EXTRACT PROVIDED.
Stillman enrolled at Yale College in approximately 1892 as a transfer student for his junior year. He played for three years on the Yale Bulldogs football team. He was the center on the 1894 Yale Bulldogs football team that compiled a 16–0 record and was retroactively named co-national champions by the Billingsley Report, Helms Athletic Foundation, National Championship Foundation, and Parke H. Davis. At the end of the 1894 season, Stillman was a consensus choice as a first-team player on the 1894 College Football All-America Team. Caspar Whitney, published in Harper's Weekly magazine, and Leslie's Weekly by John D. Merrill.

Stillman graduated from Yale's Sheffield Scientific School in 1895, having studied mechanical engineering. He was a member of St. Anthony Hall, Delta Phi, the Renaissance Club and the Dance Committee, and served as chairman of the supper committee. He was also a member of the track and field team. Reference to Stillman in the 1895 Yale senior class book refer to his heavy weight. Noting that Stillman claimed to trace his ancestry to Sir Francis Drake, the class book notes: "If any of P.T.'s distinguished relatives ever manage to circumnavigate him in the same time that Sir Francis did the earth, they will find themselves equally famous." Also appended to his biography in the class book was this quote: "Falstaff sweats to death, And lards the lean earth as he walks along."

TASKS.
1 > According to the excerpt about Stillman at Yale, what did he study at the Sheffield Scientific School?
2 > Please continue the excerpt above about Stillman's years at Yale, picking up after its final sentence.

PROVIDED INFORMATION.
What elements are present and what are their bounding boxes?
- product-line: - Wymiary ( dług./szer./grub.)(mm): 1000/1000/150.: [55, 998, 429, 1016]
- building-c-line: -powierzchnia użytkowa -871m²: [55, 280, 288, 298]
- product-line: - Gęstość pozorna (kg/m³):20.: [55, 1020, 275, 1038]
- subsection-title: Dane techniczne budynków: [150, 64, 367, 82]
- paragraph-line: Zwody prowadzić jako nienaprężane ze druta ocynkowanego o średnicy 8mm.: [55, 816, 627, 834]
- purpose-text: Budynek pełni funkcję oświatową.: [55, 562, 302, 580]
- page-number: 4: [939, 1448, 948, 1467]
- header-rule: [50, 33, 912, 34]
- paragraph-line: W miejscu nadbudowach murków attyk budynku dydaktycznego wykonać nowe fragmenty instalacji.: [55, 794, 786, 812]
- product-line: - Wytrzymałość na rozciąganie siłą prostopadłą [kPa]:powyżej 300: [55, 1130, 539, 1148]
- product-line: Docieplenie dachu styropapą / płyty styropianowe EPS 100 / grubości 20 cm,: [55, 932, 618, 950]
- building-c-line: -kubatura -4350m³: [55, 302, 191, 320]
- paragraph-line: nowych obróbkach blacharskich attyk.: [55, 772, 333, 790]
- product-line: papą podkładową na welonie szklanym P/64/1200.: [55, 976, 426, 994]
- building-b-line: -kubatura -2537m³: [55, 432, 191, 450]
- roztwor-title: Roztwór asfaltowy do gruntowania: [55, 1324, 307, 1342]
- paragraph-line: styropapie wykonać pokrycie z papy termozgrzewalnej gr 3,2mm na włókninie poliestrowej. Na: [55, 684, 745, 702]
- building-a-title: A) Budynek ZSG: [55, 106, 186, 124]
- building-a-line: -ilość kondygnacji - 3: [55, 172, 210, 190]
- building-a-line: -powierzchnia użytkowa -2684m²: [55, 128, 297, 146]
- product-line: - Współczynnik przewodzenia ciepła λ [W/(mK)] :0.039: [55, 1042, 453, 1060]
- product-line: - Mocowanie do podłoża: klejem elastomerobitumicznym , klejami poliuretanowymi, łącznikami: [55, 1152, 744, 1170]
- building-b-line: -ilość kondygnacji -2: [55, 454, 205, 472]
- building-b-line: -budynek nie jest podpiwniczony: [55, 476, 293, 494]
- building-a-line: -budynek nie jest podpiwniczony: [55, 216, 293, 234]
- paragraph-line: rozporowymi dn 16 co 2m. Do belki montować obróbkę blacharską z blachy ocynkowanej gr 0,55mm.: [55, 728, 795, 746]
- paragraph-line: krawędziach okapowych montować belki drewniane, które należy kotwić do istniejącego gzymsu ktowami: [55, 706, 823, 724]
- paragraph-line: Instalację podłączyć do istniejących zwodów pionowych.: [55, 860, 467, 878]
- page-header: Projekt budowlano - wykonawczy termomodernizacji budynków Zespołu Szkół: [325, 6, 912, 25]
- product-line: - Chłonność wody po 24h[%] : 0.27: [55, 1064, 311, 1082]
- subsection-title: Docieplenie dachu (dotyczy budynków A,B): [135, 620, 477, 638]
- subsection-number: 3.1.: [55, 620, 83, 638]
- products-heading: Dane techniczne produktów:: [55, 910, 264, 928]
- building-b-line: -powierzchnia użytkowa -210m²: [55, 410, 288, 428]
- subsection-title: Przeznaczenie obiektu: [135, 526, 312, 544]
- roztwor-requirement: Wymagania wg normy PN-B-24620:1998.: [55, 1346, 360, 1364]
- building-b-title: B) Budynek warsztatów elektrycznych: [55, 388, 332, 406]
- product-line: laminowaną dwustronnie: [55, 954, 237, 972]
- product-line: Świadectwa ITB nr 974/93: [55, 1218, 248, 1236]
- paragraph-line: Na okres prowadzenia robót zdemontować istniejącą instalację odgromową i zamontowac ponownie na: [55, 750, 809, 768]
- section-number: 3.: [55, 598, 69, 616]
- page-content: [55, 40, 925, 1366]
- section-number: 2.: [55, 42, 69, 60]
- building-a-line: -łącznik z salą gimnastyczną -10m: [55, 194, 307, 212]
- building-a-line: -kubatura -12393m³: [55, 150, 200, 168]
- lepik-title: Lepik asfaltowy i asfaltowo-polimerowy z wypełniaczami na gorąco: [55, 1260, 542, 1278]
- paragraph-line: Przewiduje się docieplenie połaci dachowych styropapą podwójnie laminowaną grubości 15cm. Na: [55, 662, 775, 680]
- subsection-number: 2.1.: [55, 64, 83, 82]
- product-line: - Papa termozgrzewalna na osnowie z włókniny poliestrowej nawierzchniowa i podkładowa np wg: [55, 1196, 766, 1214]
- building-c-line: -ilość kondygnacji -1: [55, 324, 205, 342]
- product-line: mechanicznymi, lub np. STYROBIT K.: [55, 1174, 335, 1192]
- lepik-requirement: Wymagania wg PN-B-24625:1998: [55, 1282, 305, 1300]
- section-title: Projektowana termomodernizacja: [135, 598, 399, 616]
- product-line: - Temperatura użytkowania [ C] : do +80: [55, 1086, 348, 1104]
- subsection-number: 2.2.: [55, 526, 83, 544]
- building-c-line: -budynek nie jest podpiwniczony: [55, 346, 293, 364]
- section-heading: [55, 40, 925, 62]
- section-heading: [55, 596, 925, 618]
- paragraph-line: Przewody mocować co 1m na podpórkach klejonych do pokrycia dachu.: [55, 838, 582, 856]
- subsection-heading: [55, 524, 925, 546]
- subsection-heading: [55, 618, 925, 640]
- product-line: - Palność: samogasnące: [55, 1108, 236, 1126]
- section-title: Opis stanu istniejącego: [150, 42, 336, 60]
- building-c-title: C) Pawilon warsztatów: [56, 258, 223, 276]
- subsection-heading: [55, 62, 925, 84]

ANSWERS BELOW.
1 > Mechanical engineering.

2 >
==Later life==
After leaving Yale, Stillman was employed in the elevator business. He also served in the New York National Guard, holding the rank of captain in the 101st Cavalry.

From 1900 to 1920, Stillman lived with his parents in Elizabeth, New Jersey. In 1900, he was employed as a shipping clerk. In 1910, he was working as an automobile salesman. In 1912, he was in charge of the New York office of Corbin Motor Vehicle Corporation. By 1917, he had entered the insurance business and was employed by his father's company, the F. W. Stillman Co., at 80 Maiden Lane in New York City. In 1920, he was vice president of his father's company, and he later became president of the company after his father died.

In 1930, Stillman lived in Fairfield, Connecticut. He was married in October, 1934 to Helen Strong Piffard at Winter Park, Florida. In 1935, he was living in Winter Park with his wife, though he maintained his principal home in his later years at Weston, Connecticut.

Stillman died in 1939 at the age of 66 at New York Hospital.